_WORK TO COMPLETE_
Give the number of lines in the data that hold the string "flashcard". Nothing else is needed.

_RECORDS TO USE_
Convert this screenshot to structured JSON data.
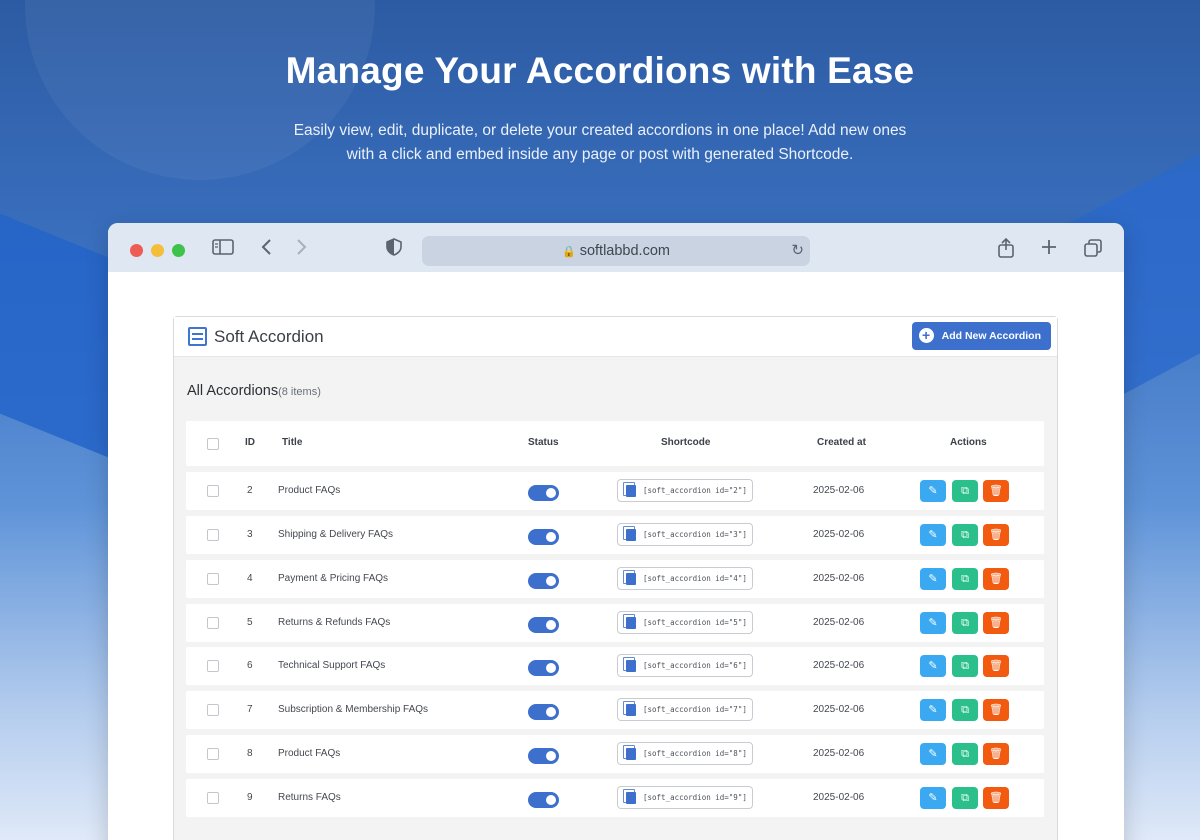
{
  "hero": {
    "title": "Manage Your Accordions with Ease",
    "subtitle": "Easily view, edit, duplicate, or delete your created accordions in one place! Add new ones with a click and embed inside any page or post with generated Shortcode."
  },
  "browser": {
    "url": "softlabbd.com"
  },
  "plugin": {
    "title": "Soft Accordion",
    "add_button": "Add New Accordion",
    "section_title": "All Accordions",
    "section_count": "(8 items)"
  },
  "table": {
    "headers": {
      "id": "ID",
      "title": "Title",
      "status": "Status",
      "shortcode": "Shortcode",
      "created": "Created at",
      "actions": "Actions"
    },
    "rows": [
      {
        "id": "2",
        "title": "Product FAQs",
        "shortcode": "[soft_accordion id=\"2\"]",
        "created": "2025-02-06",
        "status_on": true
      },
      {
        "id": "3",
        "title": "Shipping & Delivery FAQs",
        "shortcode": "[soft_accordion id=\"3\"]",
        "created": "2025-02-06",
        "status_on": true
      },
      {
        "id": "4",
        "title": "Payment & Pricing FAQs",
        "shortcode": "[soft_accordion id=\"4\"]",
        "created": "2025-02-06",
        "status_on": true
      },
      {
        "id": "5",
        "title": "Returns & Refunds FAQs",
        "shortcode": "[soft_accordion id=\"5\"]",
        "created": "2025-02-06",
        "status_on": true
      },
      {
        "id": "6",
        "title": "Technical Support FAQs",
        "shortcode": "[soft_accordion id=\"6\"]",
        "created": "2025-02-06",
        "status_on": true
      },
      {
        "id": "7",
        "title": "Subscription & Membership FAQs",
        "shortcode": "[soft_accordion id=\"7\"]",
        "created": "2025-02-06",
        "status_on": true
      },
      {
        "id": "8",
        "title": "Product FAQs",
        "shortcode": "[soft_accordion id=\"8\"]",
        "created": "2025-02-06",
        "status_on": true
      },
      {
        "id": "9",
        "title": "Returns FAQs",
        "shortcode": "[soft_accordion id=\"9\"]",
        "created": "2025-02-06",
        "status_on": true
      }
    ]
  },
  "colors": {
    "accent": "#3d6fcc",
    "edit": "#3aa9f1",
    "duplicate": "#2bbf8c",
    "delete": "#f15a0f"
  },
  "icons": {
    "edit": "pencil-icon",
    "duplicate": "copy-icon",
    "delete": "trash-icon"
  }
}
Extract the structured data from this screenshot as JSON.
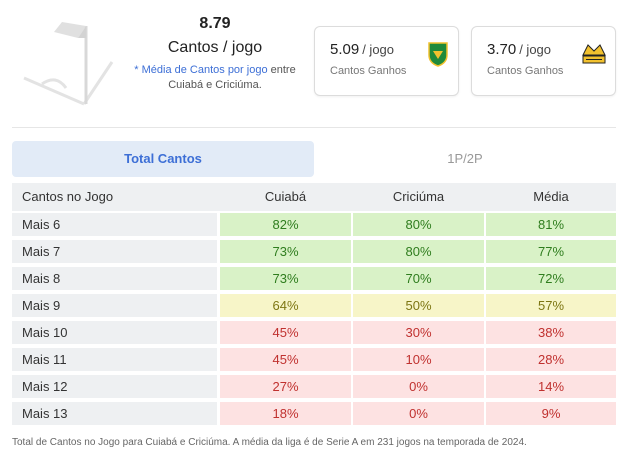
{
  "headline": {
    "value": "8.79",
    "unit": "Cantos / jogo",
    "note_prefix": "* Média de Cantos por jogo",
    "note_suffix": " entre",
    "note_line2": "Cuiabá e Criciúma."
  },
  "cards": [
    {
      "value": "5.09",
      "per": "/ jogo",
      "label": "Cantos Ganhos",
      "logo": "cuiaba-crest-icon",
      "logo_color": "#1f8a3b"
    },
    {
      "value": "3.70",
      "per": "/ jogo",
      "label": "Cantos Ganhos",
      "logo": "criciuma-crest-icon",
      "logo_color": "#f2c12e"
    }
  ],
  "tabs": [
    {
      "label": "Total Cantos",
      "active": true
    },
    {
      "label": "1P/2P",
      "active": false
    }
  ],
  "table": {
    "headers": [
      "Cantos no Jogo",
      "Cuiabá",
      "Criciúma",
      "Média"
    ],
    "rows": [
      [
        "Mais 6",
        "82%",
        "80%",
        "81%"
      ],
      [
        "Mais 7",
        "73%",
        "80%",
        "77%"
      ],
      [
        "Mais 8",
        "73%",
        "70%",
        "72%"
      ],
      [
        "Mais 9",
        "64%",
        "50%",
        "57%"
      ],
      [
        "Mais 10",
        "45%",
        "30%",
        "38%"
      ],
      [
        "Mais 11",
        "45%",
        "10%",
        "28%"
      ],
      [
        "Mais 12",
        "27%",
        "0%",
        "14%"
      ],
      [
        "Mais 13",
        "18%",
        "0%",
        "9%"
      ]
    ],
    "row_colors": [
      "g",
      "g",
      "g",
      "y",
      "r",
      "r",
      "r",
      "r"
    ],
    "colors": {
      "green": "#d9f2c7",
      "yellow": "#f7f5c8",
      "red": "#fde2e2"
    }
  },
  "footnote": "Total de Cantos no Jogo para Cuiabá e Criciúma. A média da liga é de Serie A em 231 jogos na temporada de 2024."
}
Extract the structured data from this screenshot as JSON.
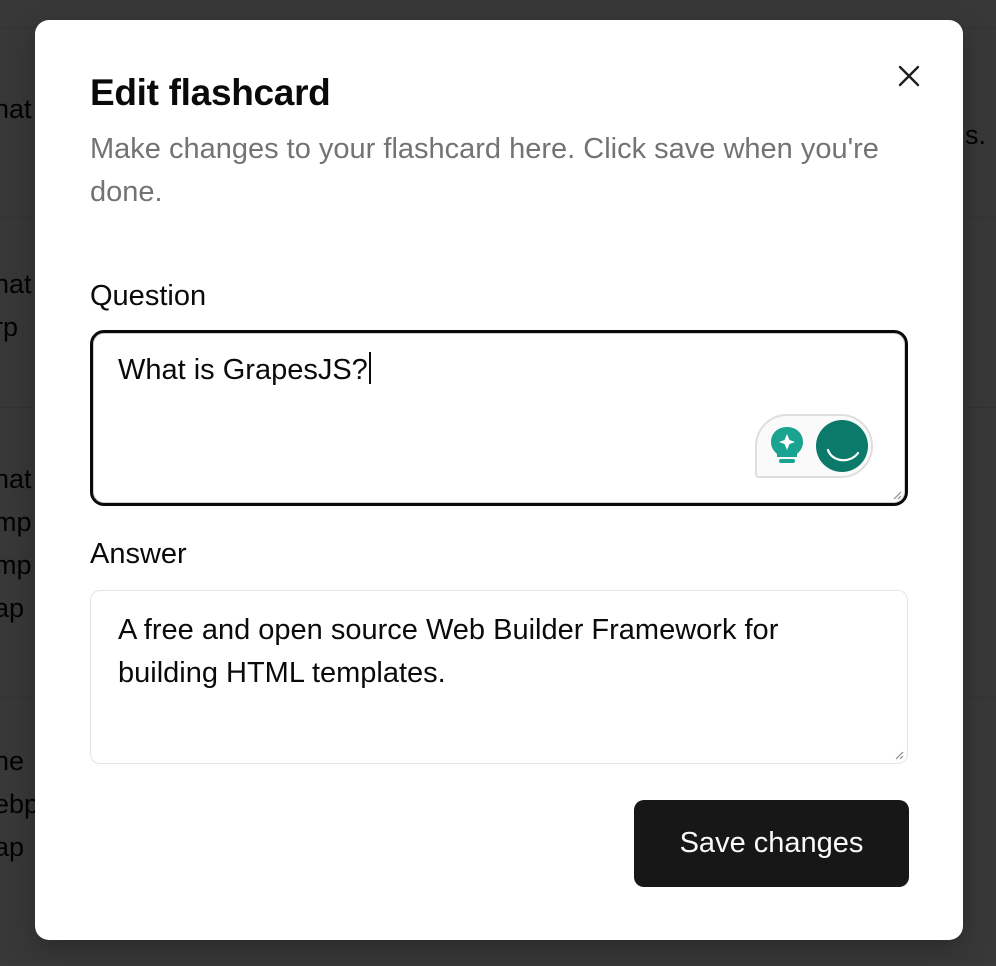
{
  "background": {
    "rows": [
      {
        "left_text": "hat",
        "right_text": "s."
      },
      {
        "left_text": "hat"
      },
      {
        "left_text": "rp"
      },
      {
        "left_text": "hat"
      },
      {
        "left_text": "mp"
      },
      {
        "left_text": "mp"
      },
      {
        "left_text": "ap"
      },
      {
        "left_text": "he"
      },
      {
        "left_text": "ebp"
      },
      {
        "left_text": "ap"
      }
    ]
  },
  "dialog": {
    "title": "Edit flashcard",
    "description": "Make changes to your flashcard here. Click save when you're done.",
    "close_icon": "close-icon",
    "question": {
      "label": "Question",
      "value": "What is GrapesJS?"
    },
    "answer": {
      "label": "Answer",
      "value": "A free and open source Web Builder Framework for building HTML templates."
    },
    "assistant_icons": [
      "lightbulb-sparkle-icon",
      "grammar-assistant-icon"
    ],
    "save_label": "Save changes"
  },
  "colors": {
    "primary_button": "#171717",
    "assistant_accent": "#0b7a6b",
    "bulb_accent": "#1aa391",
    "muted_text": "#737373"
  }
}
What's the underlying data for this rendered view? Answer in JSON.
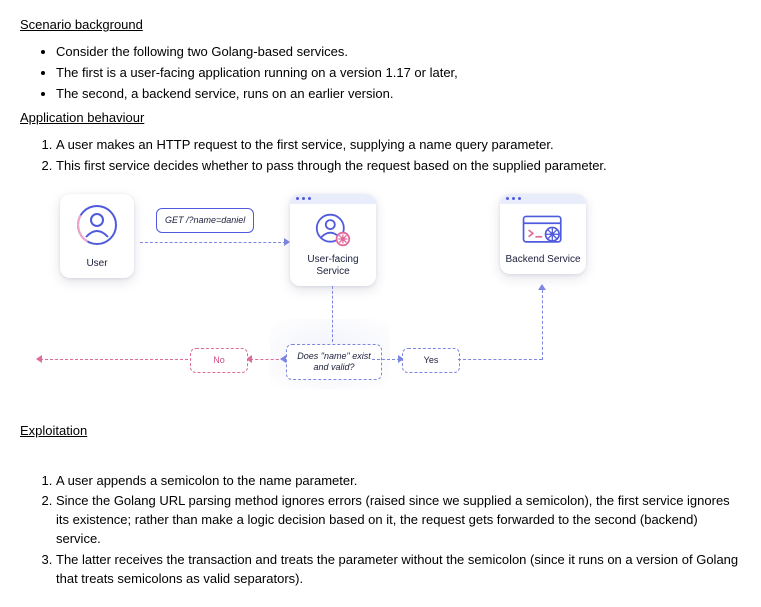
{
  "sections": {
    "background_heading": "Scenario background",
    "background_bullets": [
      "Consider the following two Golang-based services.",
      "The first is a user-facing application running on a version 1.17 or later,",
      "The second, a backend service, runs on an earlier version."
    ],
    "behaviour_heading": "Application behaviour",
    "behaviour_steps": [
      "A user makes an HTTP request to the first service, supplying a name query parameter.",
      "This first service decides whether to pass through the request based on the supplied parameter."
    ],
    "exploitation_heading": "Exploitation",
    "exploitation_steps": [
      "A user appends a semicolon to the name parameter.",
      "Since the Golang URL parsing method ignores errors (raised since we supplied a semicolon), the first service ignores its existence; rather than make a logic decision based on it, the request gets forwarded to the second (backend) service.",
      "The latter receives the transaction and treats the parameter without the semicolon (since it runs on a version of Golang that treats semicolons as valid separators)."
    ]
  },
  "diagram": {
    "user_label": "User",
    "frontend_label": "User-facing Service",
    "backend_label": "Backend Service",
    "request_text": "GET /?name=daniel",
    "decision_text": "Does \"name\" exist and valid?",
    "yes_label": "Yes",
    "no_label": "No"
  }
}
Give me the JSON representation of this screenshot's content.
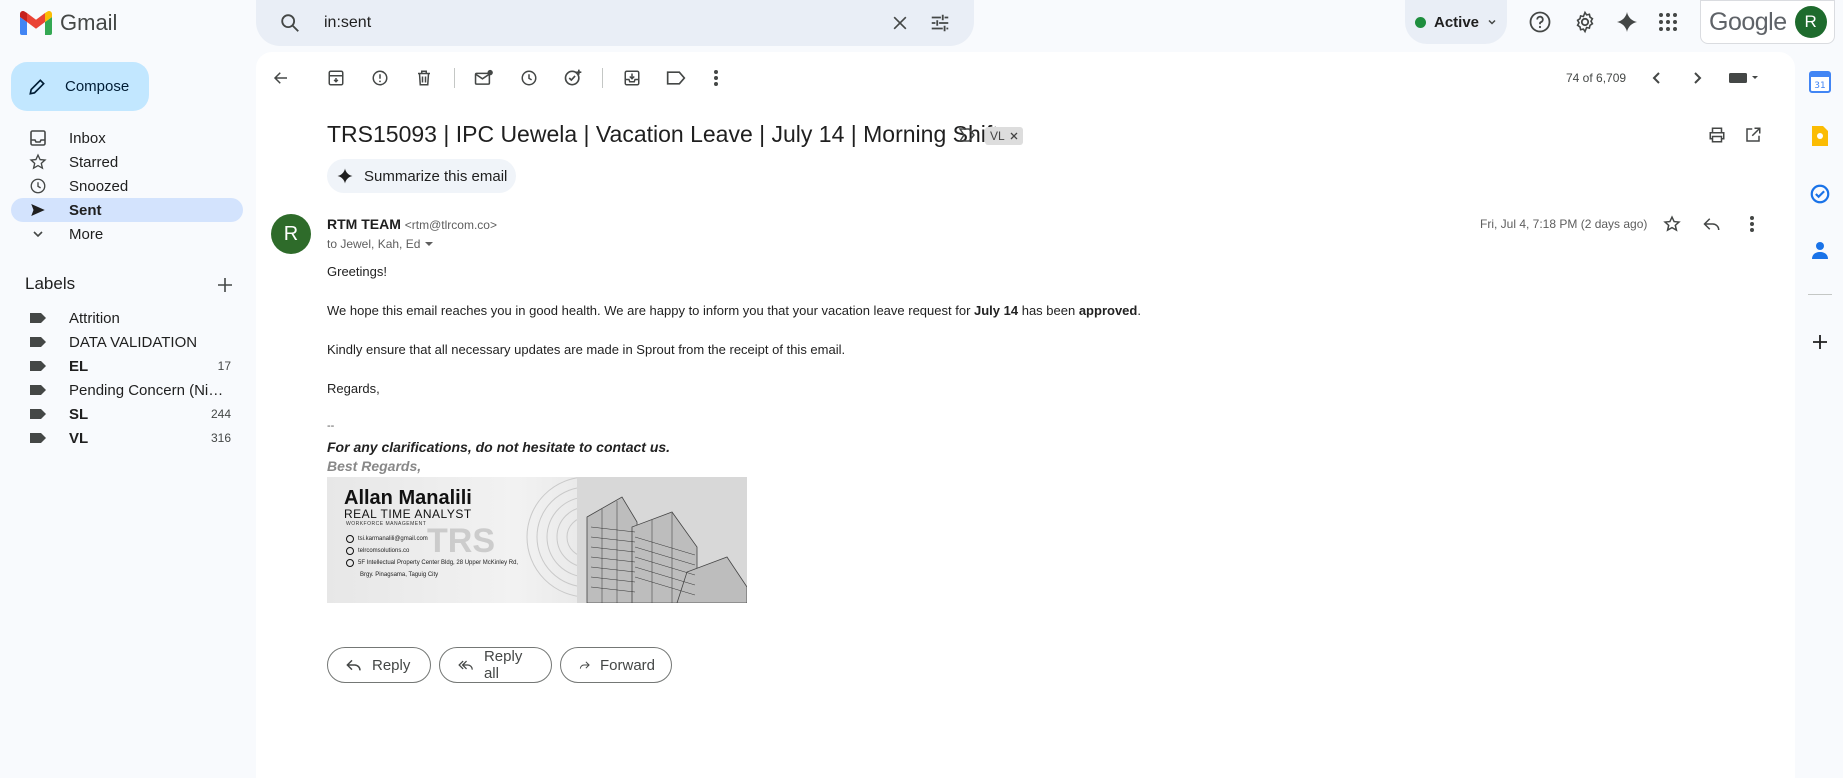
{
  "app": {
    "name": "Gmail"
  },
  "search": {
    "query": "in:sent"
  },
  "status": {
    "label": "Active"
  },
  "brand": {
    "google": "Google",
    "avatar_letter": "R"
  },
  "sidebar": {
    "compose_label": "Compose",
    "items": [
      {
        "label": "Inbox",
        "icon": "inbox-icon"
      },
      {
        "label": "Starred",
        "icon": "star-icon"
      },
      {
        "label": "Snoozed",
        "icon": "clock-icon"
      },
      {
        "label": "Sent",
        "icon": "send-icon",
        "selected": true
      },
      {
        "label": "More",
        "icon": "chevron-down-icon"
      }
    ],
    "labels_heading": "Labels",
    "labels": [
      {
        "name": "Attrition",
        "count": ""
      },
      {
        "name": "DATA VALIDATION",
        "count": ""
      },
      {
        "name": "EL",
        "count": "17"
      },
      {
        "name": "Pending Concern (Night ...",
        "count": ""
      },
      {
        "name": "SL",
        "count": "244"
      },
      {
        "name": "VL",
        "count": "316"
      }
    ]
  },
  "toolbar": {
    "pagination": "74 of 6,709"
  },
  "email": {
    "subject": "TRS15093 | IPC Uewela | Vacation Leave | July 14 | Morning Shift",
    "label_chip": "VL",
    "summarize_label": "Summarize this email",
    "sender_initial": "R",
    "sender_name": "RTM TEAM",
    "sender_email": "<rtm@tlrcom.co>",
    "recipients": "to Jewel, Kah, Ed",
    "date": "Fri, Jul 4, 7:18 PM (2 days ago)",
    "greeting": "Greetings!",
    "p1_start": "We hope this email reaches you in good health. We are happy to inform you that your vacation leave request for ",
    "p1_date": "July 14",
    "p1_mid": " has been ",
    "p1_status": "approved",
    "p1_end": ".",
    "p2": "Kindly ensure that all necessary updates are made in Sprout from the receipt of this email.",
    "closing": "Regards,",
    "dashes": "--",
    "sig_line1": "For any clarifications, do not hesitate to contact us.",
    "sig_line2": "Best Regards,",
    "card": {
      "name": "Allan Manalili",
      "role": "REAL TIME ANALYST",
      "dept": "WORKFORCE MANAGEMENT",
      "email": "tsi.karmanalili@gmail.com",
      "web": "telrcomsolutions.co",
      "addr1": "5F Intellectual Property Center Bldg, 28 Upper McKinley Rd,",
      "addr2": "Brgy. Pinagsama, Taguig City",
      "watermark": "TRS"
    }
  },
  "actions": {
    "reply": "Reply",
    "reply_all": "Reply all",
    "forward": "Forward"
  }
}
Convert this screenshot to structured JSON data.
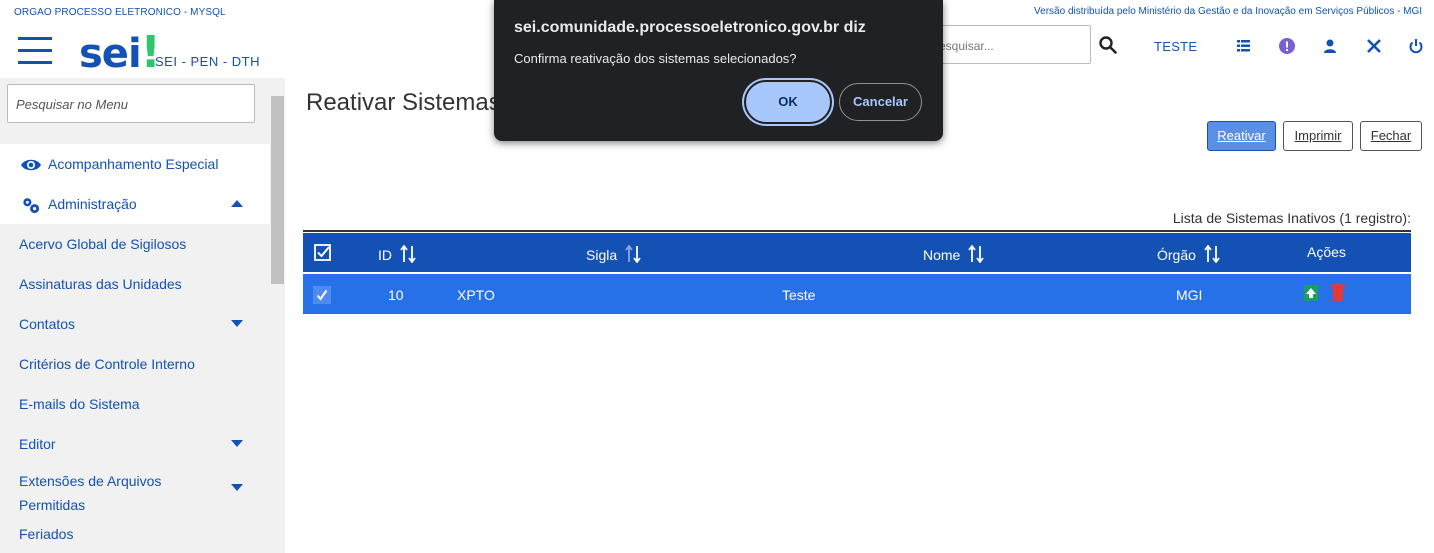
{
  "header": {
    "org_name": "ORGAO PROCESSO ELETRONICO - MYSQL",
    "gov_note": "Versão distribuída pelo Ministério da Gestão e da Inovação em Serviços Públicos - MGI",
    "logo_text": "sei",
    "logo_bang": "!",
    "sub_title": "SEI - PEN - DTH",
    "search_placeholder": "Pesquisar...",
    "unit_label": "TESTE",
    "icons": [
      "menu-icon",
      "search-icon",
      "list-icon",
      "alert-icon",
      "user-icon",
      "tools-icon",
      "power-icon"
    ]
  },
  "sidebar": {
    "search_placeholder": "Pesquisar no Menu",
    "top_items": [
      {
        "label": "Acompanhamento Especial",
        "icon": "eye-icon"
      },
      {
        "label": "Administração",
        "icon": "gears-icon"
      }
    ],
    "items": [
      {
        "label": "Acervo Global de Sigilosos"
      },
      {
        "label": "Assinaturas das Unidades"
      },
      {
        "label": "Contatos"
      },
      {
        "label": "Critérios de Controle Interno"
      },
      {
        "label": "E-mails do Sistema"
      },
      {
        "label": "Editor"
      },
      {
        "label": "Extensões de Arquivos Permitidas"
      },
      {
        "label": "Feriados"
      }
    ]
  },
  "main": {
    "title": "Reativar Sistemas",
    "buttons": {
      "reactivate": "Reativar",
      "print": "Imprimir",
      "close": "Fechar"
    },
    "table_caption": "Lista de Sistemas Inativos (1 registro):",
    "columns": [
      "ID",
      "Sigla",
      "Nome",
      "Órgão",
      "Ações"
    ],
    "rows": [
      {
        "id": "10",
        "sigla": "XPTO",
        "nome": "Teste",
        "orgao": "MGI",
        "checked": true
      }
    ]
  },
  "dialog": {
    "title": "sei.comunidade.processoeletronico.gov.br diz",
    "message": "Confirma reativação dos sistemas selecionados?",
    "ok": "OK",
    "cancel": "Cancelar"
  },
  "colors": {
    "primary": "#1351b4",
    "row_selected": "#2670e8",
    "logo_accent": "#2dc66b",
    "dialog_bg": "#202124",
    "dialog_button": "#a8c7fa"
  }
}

_RESULT FOR THIS EXERCISE_
2